§ **作業一覧**
(A) 石狩低地東縁断層帯のまとめで、岩見沢断層の特性として◇印の付いた項目名をすべて挙げてください。
(B) 石狩低地東縁断層帯のまとめの文章を、最後の文の後から引き取って書き進めてください。

§ **提供テキスト**
------------------------------------

9 まとめ

 石狩低地東縁断層帯の構成活断層の起震断層として、特性は以下のようにまとめられる。

 岩見沢断層

 ◇断層の型:西側上がりの逆断層、横ずれ変位は認められない、追分層内または追分・峰延層境界付近の層面すべり断層で、30〜40°?の西傾斜。

 ◇長さ6km。

 ◇走向:北北東一南南西。

 ◇平均変位速度:垂直方向で0.02〜0.03m/1,000年でC級の下位の活動度。

 ◇1回の変位量:垂直方向で1.5〜2mで、段丘4面の変位より読みとったもので不確か。

 ◇最新活動期:5.3〜70kaの間としか断定できず、ほとんど不明。

 ◇地震活動の規模:M6〜M7弱。

 栗沢断層

 ◇断層の型:西側上がりの逆断層、横ずれ変位は認められない、追分層内または追分・清真布層境界付近の層面すべり断層で、西傾斜。段丘3面では撓曲変位として現れている。

 ◇長さ:10.5km。

 ◇走向:南北〜北北東−南南西。

 ◇平均変位速度:0.024〜0.078m/1,000年で、活動度はC級の中付近。

 ◇1回の変位量:1〜1.83m?。

 ◇最新活動期:0〜45kaで、岩見沢断層と連動しているとすれば、5.3〜45kaにさらに限定できるが、詳細不明。

 ◇地震活動の規模:M6級中〜7程度。

------------------------------------

データセットの項目
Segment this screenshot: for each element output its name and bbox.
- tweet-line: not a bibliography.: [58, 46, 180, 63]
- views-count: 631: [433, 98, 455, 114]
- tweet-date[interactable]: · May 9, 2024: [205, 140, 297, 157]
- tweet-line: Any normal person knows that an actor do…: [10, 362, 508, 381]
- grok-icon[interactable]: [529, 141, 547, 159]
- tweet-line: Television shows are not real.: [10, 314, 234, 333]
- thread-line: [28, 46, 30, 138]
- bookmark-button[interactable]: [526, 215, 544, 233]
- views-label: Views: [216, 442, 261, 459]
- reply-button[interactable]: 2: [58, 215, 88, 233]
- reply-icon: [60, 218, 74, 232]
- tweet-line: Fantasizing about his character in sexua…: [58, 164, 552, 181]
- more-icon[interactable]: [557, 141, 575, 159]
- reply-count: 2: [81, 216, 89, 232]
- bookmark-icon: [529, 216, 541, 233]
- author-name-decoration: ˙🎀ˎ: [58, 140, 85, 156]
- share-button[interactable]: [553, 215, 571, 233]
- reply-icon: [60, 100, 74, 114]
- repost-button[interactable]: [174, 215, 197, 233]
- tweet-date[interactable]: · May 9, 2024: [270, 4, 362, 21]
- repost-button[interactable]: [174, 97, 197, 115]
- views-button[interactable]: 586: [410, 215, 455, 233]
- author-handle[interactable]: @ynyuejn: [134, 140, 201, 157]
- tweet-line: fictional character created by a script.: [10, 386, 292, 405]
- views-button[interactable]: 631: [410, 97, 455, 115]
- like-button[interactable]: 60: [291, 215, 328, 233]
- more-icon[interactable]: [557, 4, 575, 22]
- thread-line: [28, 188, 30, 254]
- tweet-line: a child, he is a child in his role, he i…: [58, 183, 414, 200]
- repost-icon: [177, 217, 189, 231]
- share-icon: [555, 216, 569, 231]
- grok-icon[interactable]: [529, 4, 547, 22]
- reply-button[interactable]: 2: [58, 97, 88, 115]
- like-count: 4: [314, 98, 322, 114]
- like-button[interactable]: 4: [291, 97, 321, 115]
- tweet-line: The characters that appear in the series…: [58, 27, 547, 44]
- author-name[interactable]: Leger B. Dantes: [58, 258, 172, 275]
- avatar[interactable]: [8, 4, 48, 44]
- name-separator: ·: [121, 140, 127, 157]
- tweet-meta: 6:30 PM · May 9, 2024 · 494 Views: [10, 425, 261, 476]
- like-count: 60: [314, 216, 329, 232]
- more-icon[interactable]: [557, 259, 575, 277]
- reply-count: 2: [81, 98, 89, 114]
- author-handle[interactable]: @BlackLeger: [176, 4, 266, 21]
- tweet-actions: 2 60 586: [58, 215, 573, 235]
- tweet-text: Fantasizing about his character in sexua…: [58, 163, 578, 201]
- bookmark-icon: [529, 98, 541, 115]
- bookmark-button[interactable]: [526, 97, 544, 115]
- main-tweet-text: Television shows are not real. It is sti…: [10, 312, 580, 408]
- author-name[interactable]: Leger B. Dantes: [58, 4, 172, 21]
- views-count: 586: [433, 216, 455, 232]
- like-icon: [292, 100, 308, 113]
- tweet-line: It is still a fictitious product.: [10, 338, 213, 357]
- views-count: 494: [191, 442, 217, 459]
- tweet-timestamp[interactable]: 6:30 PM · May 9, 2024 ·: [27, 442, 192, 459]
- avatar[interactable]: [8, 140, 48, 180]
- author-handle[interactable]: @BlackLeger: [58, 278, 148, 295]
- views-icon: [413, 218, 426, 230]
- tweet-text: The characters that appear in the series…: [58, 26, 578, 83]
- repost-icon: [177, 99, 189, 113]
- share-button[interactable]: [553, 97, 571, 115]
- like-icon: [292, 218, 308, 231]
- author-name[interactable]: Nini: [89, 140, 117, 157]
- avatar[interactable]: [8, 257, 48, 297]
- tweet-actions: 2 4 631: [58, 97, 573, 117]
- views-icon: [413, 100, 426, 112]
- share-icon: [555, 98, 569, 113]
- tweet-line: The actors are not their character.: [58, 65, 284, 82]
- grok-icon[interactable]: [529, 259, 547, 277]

------------------------------------

§ **番号付き回答**
(A) 断層の型、長さ、走向、平均変位速度、1回の変位量、最新活動期、地震活動の規模

(B)
 泉郷断層

 ◇断層の型:西側上がりの逆断層、横ずれ変位は認められない、追分層の上部と下部の境界付近の層面すべり断層で、40°程度の西傾斜、地表部では一般に撓曲変位として現れ、撓曲変位にともなう割れ目や地すべり現象などをともなう。道横断白動車道コムカラ峠切り割りで地表から約35m程度の深さまでを観察できた。

 ◇長さ:9km。

 ◇走向:北北西一南南東。

 ◇平均変位速度:0.09〜0.11m/1,000年でC級上位〜B級下位の活動度。

 ◇1回の変位量:0.7〜1.5m。

 ◇最新活動期:5.4ka頃。

 ◇地震活動の規模:M6級中〜7弱。

 馬追断層

 ◇断層の型:西側上がりの逆断層、横ずれ変位は認められない、追分層上部内の層面すべり断層で、70°程度?の西傾斜。地表部は一般に撓曲変位として現れ、撓曲変位にともなう割れ目や地すべり現象をともなう。

 ◇長さ:13km。

 ◇走向:北北西−南南東〜北西−南東。

 ◇平均変位速度:0.3〜0.7m/l,000年で、活動度はB級中位で、最近になり活動度高まる傾向がある。

 ◇1回の変位量:1.7m。

 ◇最新活動期:3.3ka頃で、既に活動間隔(周期)の限界を超えており、「要注意断層」である。

 ◇地震活動の規模:M6級中〜7程度。

 嶮淵断層

 ◇断層の型:西側上がりの逆断層、横ずれ変位は認められない。活断層露頭はほとんどなく詳しい形態は不明であるが、地表付近は撓曲変位として現れる。

 ◇長さ:5km。

 ◇走向:北北西一南南東。

 ◇平均変位速度:段丘2面の変位を解析して0.025/1,000年と算定、C級下位の活動度。

 ◇1回の変位量:不明。

 ◇最新活動期:不明。

 ◇地震活動の規模:M6程度。